*** DOCUMENT PASSAGE Section Begins ***
HUNTING AND PRETENDING

by Lisa

The time has changed, and the sun sets later in the day now.  We pretend that it does, anyway.

Extra daylight in the evening means less in the morning.  I do not adjust easily to the loss of an hour at the beginning of a day, but the dog and the small person seem to take the shift in stride.

I have not.  I am sleepy.

The evening daylight, though, is precious and beautiful.  Today was rainy in a gently soaking way; my hair has been damp for hours now, and I had to change clothes after a walk in what seemed like not-rain that seeped through my down jacket.  My jacket didn’t mind.  The rain was welcome.  Rain is not snow, and mid-March is not dark like mid-February, thanks to this time change.

The dog and I looked for signs of spring and found them.  The ammi majus is a centimeter high above the wet leaves, and some escaped English ivy and greater periwinkle foliage has started to push out soft new shoots.  Neighbors’ irises are greening through their soggy leftover leaves of last summer.  Robins land in little fat flocks on the bike path and leave again when we get close.  The dog knows more about all of this than I do, and he tells me what he can.  I’m slow to understand, but he is patient.

Put your nose here, he offers.  A wonderful playful thing happened here this morning, and this broken branch is proof of the thing.  This flattened grass is proof of a sleeping newborn thing, and this spot of mud in the gravel is proof of another, bigger thing than us stepping here in the night.  Look here with all of your senses, and you’ll know.

I try.  I’m better with green things.

Soon, on a less rainy-muddy day, the small person and I will go hunting for green.  We look for buds and shoots every spring, just like Gram and I used to look.  Gram knew where to find green in our small world, the big yard at 305 Napoleon, and sometimes in other places on our walks, but most of our discoveries happened at home.  I hoarded the spring things in my heart, and I felt like we were rich with new green, richer certainly than the people in big houses with plain grass lawns.  We had sweet peas when no one else had them, and hollyhocks that spread from our center of town to every edge, three blocks in each direction.  We had daffodils older than Gram and Papa, and peonies–not green at first, but glowing red–that came from the oldest part of the cemetery.  Our green was special, ancient to me, and unique.

The green that the small person and I find will be a little of that, and a lot of the wider world in which we exist.  We have the same irises and daffodils, by a happy accident of fate.  Even before we migrated back to this house, we found excuses to walk past to visit our daffodils at this red-diamond-window house where she lived before she was born.

Extra hours of daylight will come for real, minute by minute, soon enough.  For now, we shift in a big jump all at once and pretend that we have more, and that is good enough for me.
*** DOCUMENT PASSAGE Section Ends ***
*** DATASET RECORDS Section Begins ***
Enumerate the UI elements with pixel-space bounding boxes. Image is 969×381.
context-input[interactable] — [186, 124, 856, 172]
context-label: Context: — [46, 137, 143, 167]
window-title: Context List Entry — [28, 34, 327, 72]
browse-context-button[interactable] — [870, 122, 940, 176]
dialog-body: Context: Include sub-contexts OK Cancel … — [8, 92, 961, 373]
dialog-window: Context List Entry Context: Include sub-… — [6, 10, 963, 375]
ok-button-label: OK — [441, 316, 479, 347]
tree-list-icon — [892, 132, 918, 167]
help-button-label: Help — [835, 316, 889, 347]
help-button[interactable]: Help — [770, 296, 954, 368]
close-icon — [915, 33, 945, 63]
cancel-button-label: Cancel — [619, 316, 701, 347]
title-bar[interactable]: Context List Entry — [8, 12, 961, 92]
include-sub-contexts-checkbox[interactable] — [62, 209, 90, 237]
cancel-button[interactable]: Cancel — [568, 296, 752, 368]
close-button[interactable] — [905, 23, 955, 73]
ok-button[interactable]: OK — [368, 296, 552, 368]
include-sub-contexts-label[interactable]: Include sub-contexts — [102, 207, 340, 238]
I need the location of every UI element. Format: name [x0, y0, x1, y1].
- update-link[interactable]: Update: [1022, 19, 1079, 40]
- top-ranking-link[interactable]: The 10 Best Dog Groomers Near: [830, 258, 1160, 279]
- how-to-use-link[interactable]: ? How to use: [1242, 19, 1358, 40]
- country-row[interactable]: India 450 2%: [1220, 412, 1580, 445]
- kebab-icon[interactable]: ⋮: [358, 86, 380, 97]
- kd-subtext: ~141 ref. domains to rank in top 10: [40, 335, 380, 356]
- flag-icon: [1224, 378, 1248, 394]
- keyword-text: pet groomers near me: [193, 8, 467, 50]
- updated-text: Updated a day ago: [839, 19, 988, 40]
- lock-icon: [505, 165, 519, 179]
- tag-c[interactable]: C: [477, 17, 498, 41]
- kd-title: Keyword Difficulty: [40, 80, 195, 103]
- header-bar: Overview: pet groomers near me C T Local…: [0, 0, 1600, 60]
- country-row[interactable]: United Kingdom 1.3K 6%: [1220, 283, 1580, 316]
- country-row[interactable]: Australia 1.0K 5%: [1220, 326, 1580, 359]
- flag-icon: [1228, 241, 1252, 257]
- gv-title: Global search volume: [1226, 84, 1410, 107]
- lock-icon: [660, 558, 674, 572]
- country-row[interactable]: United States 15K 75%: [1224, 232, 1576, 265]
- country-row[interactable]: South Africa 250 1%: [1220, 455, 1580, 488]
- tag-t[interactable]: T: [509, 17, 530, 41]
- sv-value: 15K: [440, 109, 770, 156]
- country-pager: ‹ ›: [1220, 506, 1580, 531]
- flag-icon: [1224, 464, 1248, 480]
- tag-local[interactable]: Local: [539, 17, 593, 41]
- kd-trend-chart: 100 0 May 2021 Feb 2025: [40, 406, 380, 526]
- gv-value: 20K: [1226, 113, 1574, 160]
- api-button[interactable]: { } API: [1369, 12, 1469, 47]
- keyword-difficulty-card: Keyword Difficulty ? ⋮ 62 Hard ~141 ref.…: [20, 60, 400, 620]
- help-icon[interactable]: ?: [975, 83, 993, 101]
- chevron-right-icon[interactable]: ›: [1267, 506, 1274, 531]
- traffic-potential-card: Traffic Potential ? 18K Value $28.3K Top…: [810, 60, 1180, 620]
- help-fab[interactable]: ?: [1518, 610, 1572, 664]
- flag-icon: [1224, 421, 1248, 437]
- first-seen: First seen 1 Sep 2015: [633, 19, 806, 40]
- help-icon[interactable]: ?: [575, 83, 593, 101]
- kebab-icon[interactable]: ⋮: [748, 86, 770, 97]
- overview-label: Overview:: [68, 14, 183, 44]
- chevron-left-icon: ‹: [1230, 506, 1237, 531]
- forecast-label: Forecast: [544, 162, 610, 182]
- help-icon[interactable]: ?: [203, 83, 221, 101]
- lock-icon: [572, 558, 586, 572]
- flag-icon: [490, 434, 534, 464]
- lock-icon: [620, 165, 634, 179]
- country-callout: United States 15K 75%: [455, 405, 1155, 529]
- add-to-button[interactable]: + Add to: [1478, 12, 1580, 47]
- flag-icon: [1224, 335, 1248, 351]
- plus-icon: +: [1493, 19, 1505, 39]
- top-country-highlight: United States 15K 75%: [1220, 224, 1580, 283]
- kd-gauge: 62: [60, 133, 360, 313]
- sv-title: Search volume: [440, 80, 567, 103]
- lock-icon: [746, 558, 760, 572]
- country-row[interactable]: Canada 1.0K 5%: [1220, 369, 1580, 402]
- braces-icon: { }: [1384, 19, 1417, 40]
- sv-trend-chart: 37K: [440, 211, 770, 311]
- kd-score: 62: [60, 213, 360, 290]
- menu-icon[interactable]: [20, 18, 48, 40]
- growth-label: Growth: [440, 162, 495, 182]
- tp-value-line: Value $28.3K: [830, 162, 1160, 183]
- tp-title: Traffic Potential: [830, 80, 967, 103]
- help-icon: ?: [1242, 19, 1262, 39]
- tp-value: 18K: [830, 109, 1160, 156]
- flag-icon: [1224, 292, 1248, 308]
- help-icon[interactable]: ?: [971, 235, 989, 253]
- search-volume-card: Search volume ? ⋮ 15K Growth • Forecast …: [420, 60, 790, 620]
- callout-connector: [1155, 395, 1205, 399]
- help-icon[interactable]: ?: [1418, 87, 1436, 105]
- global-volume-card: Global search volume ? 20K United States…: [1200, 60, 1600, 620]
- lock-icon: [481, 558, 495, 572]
*** DATASET RECORDS Section Ends ***
### EXERCISE BRIEF
Please quote the "Hunting and Pretending" text above word for word, from "The time has" to "not.  I am sleepy.".

### RESULT FOR THIS EXERCISE
The time has changed, and the sun sets later in the day now.  We pretend that it does, anyway.

Extra daylight in the evening means less in the morning.  I do not adjust easily to the loss of an hour at the beginning of a day, but the dog and the small person seem to take the shift in stride.

I have not.  I am sleepy.